▶ [Task]:
Leave out the pictures and copy everything else in the entries exactly.

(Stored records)
--------------------

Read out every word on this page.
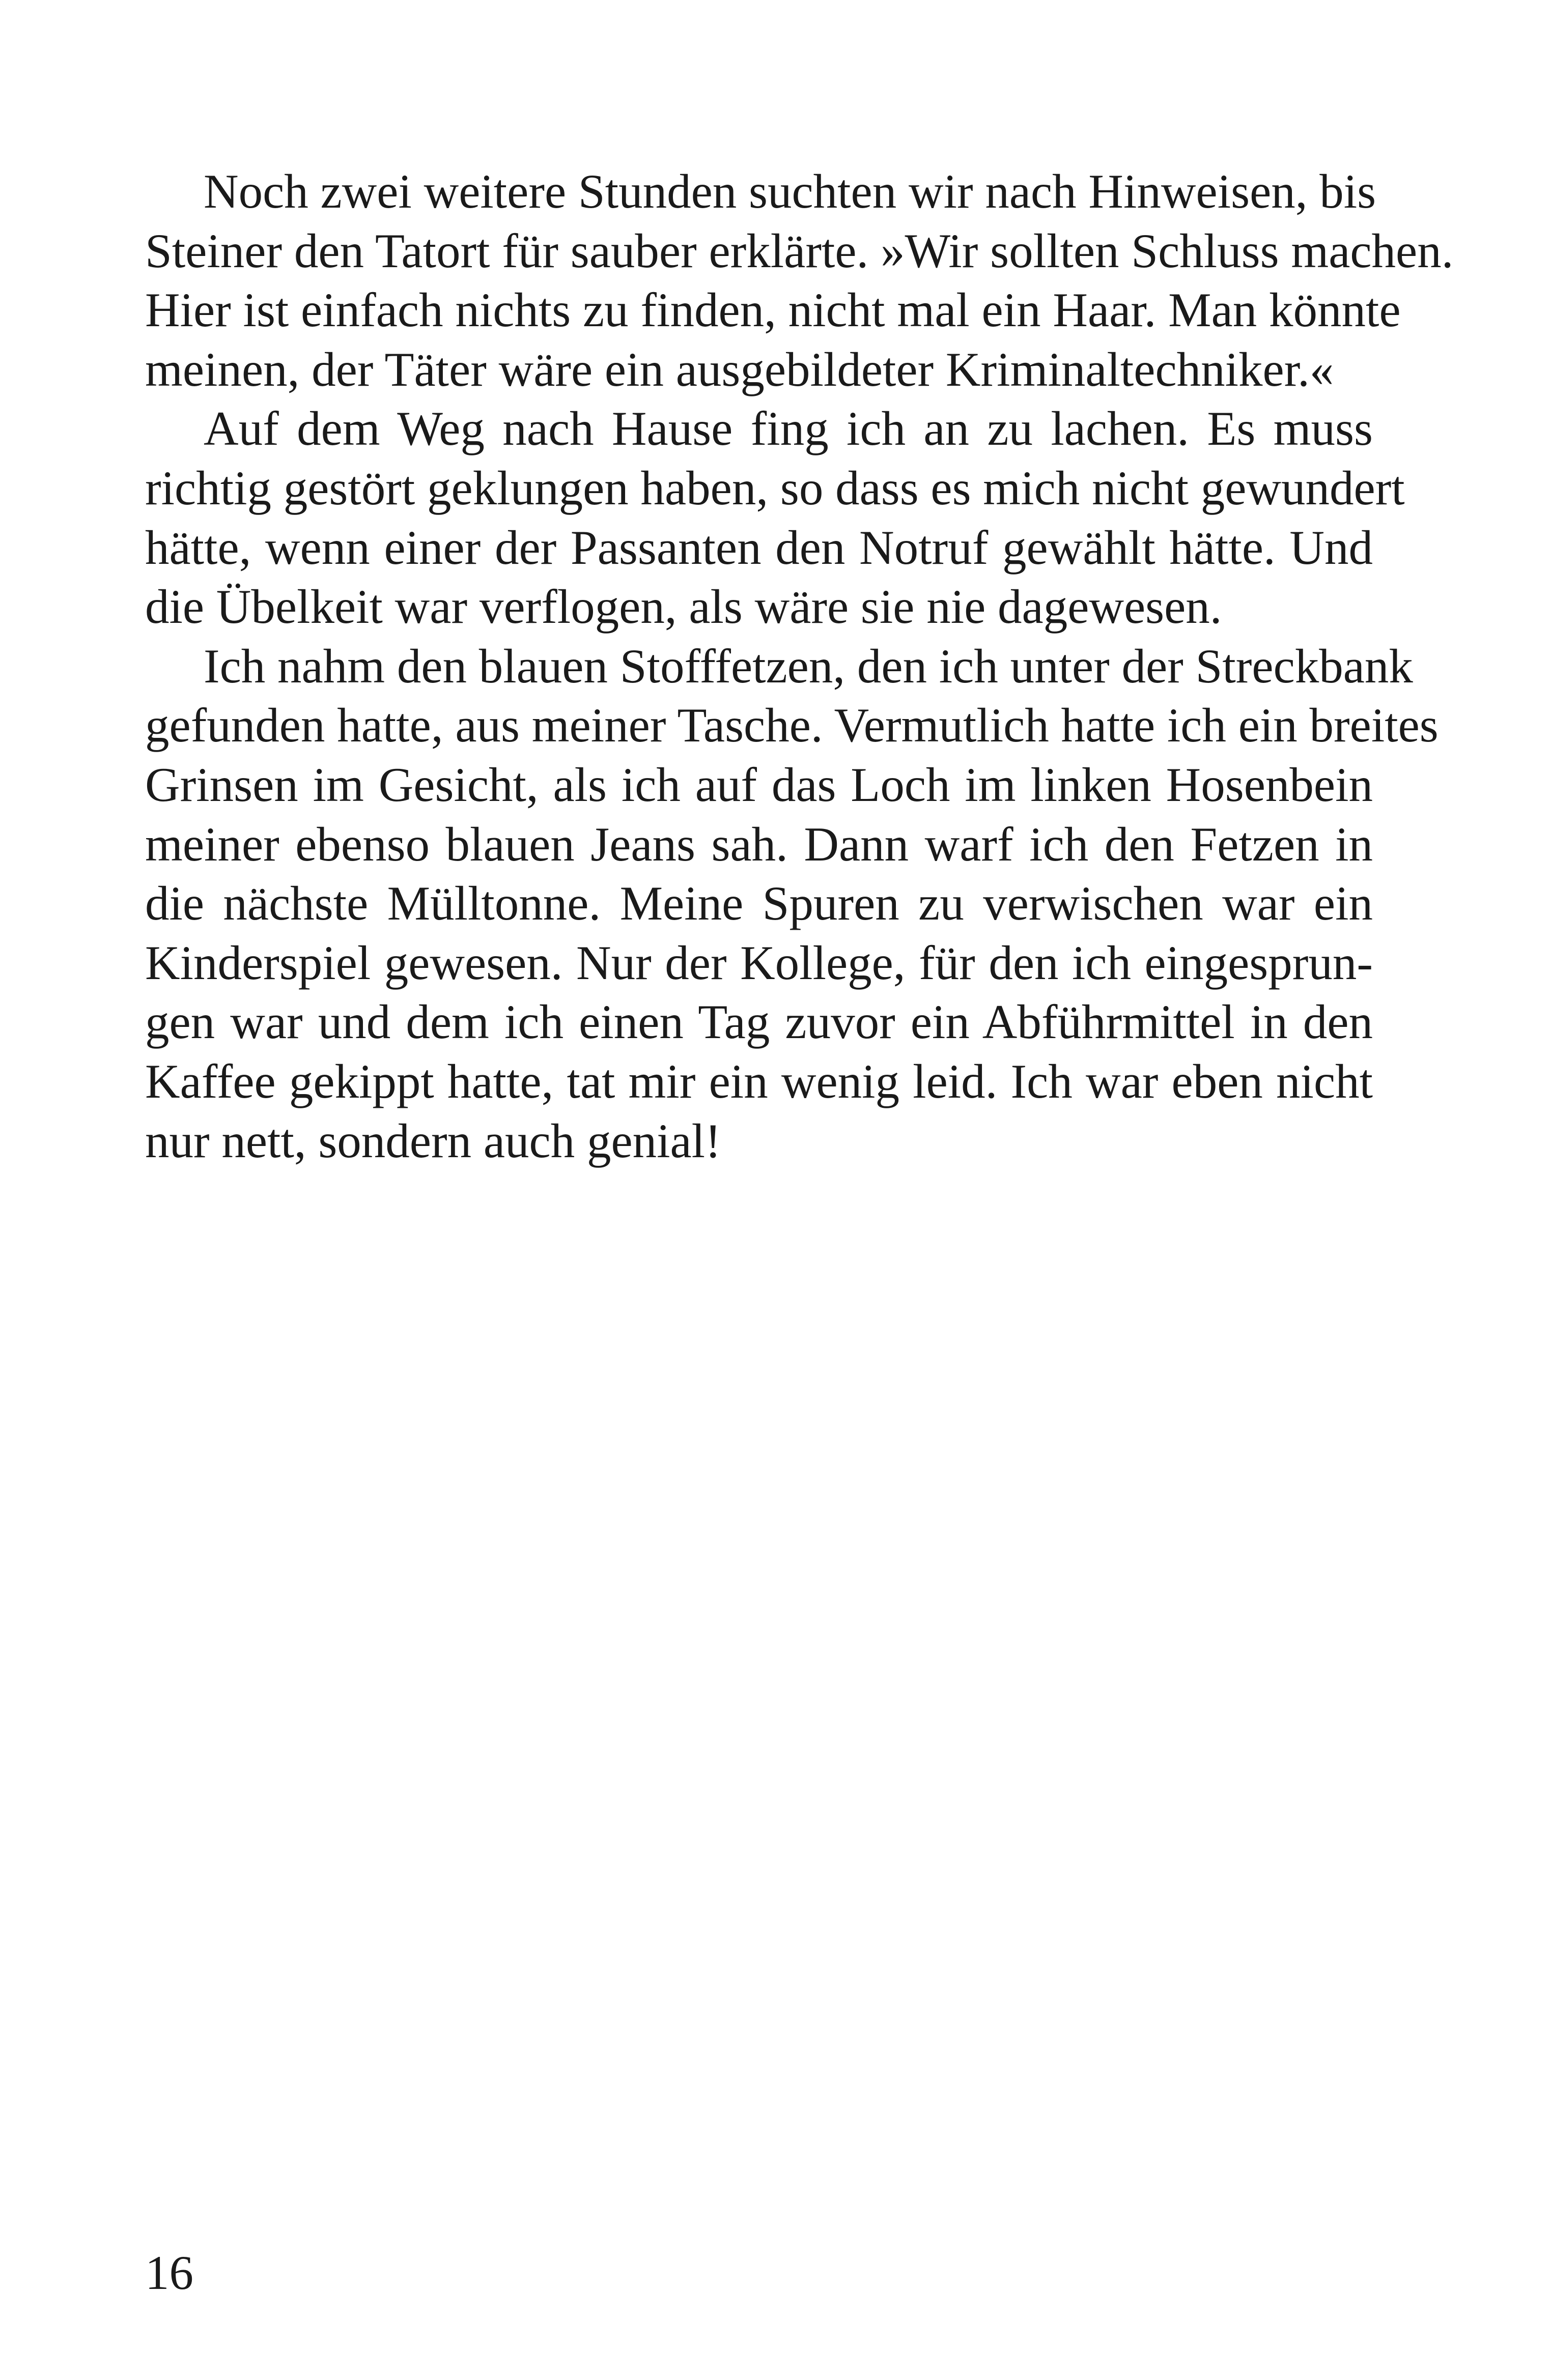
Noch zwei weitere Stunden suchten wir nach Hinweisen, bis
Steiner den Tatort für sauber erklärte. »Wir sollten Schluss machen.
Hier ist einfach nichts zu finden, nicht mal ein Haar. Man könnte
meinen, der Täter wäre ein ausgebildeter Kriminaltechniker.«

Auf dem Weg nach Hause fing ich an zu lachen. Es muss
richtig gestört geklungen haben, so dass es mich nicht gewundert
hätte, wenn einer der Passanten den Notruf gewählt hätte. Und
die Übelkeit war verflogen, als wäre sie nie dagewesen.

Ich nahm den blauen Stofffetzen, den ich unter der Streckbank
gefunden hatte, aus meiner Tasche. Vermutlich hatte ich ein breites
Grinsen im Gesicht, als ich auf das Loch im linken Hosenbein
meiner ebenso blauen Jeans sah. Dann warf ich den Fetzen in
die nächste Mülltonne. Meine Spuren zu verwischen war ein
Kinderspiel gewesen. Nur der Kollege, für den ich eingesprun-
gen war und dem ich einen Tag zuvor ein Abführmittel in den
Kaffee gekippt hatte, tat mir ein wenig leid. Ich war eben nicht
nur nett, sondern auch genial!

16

--------------------

▶ [Answer to this task]:
Read out every word on this page.
Noch zwei weitere Stunden suchten wir nach Hinweisen, bis
Steiner den Tatort für sauber erklärte. »Wir sollten Schluss machen.
Hier ist einfach nichts zu finden, nicht mal ein Haar. Man könnte
meinen, der Täter wäre ein ausgebildeter Kriminaltechniker.«

Auf dem Weg nach Hause fing ich an zu lachen. Es muss
richtig gestört geklungen haben, so dass es mich nicht gewundert
hätte, wenn einer der Passanten den Notruf gewählt hätte. Und
die Übelkeit war verflogen, als wäre sie nie dagewesen.

Ich nahm den blauen Stofffetzen, den ich unter der Streckbank
gefunden hatte, aus meiner Tasche. Vermutlich hatte ich ein breites
Grinsen im Gesicht, als ich auf das Loch im linken Hosenbein
meiner ebenso blauen Jeans sah. Dann warf ich den Fetzen in
die nächste Mülltonne. Meine Spuren zu verwischen war ein
Kinderspiel gewesen. Nur der Kollege, für den ich eingesprun-
gen war und dem ich einen Tag zuvor ein Abführmittel in den
Kaffee gekippt hatte, tat mir ein wenig leid. Ich war eben nicht
nur nett, sondern auch genial!

16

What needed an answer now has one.